__ENUNCIADO A__: No texto sobre baterias de gravidade, qual foi o custo aproximado da primeira bateria em Rudong por quilowatt-hora de capacidade de armazenamento instalada?
__ENUNCIADO B__: Prossiga o texto sobre baterias de gravidade a partir da última frase apresentada.

__TEXTO PARA ANÁLISE__:
= = = = =
Atualmente, três dessas baterias estão sendo construídas na China, e outras seis estão em fase de planejamento. Juntas, terão uma capacidade de armazenamento total de 3.700 MWh.
Robert Piconi, diretor da Energy Vault, afirma que instalações maiores permitirão redução de custos. Ele estima que o custo das futuras instalações será pelo menos 30% menor do que o da primeira bateria em Rudong, que foi de cerca de 500 dólares por quilowatt-hora de capacidade de armazenamento instalada.
Confiabilidade ainda a ser avaliada
Wenxuan Tong, pesquisador do Smart Grid Research Institute em Pequim, acredita que a tecnologia de armazenamento gravitacional de energia desempenhará um papel crucial na realização das metas climáticas nacionais, com a China visando atingir o pico de emissões em 2030 e a neutralidade climática em 2060. “São necessárias mais pesquisas e práticas para verificar sua eficiência e confiabilidade”, afirma.
“São necessárias mais pesquisas e mais prática para verificar sua eficiência e confiabilidade.”
Wenxuan Tong
A bateria do Energy Vault pode ser instalada em praticamente qualquer local, não dependendo de condições geográficas ou climáticas específicas. Com uma eficiência energética comparável às usinas de armazenamento por bombeamento (80-85%) e a simplicidade de seu equipamento, torna-se economicamente vantajosa, explica Wenxuan Tong. No entanto, ele ressalta que a eficiência econômica de uma usina de grande escala e sua compatibilidade com o sistema de rede elétrica chinês ainda precisam ser avaliadas. “Mais pesquisas e práticas são necessárias”, enfatiza.
Baterias de gravidade para armazenamento de médio e longo Prazo
Energy Vault não é a única empresa a utilizar a gravidade para armazenar e liberar energia. Diferentes conceitos, como planos inclinados e instalações subterrâneas, também são explorados. Por exemplo, a empresa canadense Gravitricity está construindo o primeiro protótipo mundial de uma instalação subterrâneaLink externo de armazenamento de energia gravitacional.
= = = = =
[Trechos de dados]
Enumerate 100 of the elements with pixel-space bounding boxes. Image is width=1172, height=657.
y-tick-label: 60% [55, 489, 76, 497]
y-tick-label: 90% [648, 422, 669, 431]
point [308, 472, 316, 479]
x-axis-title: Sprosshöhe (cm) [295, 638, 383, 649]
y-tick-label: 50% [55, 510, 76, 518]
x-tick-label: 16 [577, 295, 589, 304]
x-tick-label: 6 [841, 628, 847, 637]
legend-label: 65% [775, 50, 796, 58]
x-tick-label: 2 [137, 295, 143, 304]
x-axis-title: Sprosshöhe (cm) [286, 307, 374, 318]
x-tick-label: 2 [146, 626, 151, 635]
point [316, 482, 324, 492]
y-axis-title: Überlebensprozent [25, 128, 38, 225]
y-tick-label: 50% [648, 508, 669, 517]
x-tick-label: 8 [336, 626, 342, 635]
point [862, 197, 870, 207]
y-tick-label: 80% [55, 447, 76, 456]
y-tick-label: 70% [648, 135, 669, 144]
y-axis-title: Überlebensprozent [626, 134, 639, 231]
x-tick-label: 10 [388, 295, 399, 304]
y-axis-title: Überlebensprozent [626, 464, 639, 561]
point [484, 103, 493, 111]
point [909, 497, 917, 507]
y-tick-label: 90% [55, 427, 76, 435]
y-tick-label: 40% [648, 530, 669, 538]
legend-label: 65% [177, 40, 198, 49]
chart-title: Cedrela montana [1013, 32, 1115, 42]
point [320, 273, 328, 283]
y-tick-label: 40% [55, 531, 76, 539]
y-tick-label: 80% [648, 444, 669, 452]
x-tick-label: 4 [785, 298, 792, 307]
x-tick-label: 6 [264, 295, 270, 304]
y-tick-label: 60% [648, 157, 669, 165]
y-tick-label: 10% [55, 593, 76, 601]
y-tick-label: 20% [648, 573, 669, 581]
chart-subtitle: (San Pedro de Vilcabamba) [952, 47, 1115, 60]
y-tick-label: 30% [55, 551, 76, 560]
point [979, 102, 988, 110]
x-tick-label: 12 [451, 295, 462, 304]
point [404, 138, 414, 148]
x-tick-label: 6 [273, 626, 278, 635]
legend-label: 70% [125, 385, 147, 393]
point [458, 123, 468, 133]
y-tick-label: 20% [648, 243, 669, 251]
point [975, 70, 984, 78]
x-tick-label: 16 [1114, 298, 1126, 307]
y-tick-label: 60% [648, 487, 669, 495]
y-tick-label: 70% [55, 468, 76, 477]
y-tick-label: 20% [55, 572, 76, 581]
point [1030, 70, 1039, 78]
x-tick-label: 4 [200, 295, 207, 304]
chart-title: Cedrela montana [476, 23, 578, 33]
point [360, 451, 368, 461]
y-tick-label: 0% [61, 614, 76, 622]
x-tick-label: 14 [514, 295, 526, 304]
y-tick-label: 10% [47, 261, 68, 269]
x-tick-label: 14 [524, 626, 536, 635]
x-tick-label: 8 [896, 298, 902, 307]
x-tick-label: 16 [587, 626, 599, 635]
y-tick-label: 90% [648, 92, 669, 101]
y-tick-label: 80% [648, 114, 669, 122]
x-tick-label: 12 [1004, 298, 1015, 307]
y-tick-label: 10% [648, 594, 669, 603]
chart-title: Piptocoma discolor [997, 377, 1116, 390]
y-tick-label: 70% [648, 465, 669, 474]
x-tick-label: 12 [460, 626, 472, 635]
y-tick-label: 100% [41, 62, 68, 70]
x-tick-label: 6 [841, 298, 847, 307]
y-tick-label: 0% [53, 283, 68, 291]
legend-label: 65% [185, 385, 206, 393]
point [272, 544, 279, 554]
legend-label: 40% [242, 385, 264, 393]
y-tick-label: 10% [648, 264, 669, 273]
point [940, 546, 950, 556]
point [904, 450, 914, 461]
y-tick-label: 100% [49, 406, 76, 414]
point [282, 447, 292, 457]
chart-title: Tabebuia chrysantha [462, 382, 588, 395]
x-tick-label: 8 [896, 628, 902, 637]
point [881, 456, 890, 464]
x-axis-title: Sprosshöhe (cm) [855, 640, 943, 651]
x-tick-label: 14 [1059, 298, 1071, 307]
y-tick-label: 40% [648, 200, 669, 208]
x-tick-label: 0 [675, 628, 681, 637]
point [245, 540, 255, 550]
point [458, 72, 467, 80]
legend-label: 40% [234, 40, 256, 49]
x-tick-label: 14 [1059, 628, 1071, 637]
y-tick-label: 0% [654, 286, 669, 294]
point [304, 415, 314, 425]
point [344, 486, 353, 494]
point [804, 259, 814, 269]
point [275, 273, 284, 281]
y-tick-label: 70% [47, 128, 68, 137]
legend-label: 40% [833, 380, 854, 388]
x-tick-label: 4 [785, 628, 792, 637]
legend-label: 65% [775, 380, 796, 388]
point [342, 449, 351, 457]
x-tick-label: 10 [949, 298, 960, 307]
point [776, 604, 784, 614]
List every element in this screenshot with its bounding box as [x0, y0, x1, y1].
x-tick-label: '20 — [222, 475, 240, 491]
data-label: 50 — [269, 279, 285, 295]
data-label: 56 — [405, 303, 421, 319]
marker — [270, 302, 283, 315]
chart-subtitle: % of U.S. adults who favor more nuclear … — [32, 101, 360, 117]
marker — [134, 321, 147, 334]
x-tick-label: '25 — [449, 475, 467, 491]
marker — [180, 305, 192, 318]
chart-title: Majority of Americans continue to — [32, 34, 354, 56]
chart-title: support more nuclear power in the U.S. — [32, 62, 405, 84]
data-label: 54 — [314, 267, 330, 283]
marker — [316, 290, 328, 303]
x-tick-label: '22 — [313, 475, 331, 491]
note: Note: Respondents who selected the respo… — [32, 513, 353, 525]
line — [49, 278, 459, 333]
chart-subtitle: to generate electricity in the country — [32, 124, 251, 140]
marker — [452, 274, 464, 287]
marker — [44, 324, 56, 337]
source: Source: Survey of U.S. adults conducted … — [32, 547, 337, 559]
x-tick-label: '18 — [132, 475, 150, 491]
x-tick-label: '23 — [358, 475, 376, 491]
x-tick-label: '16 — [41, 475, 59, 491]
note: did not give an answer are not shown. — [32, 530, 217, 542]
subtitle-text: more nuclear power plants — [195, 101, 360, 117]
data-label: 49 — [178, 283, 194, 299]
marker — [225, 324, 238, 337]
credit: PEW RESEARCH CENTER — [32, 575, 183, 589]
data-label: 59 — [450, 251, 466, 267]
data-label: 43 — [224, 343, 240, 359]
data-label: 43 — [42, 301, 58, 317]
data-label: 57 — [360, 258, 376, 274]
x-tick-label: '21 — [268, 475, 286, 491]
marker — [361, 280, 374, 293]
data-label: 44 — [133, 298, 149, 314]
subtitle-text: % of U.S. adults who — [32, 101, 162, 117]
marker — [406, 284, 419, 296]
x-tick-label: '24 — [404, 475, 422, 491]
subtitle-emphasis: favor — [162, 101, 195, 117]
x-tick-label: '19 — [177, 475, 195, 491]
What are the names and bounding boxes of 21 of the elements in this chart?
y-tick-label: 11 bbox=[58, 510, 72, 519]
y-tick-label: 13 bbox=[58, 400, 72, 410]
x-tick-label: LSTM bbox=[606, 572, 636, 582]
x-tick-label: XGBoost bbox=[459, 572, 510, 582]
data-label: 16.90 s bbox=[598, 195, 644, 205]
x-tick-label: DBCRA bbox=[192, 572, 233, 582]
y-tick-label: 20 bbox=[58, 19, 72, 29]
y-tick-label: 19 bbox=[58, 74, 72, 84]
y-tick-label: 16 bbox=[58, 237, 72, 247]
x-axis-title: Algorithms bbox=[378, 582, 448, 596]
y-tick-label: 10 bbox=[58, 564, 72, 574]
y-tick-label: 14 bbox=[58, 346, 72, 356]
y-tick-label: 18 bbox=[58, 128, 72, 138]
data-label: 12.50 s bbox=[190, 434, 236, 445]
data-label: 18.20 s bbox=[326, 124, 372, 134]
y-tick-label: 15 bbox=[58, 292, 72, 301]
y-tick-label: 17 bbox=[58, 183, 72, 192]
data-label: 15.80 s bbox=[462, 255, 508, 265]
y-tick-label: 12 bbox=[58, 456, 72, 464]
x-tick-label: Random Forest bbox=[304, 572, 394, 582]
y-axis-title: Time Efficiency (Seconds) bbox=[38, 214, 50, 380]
= = = = =
__RESPOSTA A__: Cerca de 500 dólares por quilowatt-hora.

__RESPOSTA B__:
Segundo Julian Hunt, pesquisador do International Institute for Applied Systems Analysis (IIASA) em Laxenburg, Áustria, a principal vantagem dessas baterias é o baixo custo de armazenamento de energia. Contudo, ele aponta que o custo da eletricidade necessária para mover um peso de um nível para outro ainda é relativamente alto.
Hunt, em comunicação por e-mail, esclarece que o uso de baterias de gravidade faz sentido para ciclos de armazenamento elétrico semanais, mensais ou sazonais. Para períodos inferiores a doze horas, as baterias eletroquímicas são alternativas mais práticas e econômicas.
Na China, a bateria do Energy Vault opera em ciclos de quatro horas, conforme exigências das autoridades e da operadora da rede elétrica local. Embora o sistema possa liberar energia por períodos mais longos, isso resultaria em uma menor saída de energia.
Solução para a Europa?
Robert Piconi ressalta que as baterias gravitacionais são mais adequadas para ciclos de carga e descarga mais longos. Ele prevê um aumento na demanda por armazenamento de longo prazo conforme mais usinas de energia renovável se conectam à rede.
O diretor-executivo da Energy Vault não limita suas expectativas à China; projetos estão em andamento também nos EUA, no sul da África e na Austrália. Ele acredita que as baterias gravitacionais também poderiam ser soluções viáveis em países europeus que estão ampliando suas capacidades de energia renovável, como Espanha e Itália, ou naqueles que estão se desvinculando do carvão e poderiam utilizar resíduos (cinzas) para produzir blocos de material, como a Alemanha e os países do Leste Europeu.
No entanto, Piconi adverte que as oportunidades dependem da aceitação local, já que construções de baterias podem enfrentar resistência estética, um desafio semelhante ao enfrentado por parques eólicos e usinas solares.